**Brief**.
Copy out every line of the entries below word for word, without changing anything.

· · · · · · ·

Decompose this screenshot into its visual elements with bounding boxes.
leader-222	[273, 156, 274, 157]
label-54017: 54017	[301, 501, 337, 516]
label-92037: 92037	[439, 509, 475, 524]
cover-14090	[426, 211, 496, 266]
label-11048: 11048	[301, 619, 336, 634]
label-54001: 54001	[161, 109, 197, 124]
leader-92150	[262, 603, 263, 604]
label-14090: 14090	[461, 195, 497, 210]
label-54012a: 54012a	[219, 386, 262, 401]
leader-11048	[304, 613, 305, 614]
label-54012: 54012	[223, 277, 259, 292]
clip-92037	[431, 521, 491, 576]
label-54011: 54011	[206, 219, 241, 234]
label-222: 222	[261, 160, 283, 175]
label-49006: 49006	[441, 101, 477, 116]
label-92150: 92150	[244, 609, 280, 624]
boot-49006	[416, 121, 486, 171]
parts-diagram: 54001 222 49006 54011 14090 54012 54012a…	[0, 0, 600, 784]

· · · · · · ·

**Answer to the exercise**.
Decompose this screenshot into its visual elements with bounding boxes.
leader-222	[273, 156, 274, 157]
label-54017: 54017	[301, 501, 337, 516]
label-92037: 92037	[439, 509, 475, 524]
cover-14090	[426, 211, 496, 266]
label-11048: 11048	[301, 619, 336, 634]
label-54001: 54001	[161, 109, 197, 124]
leader-92150	[262, 603, 263, 604]
label-14090: 14090	[461, 195, 497, 210]
label-54012a: 54012a	[219, 386, 262, 401]
leader-11048	[304, 613, 305, 614]
label-54012: 54012	[223, 277, 259, 292]
clip-92037	[431, 521, 491, 576]
label-54011: 54011	[206, 219, 241, 234]
label-222: 222	[261, 160, 283, 175]
label-49006: 49006	[441, 101, 477, 116]
label-92150: 92150	[244, 609, 280, 624]
boot-49006	[416, 121, 486, 171]
parts-diagram: 54001 222 49006 54011 14090 54012 54012a…	[0, 0, 600, 784]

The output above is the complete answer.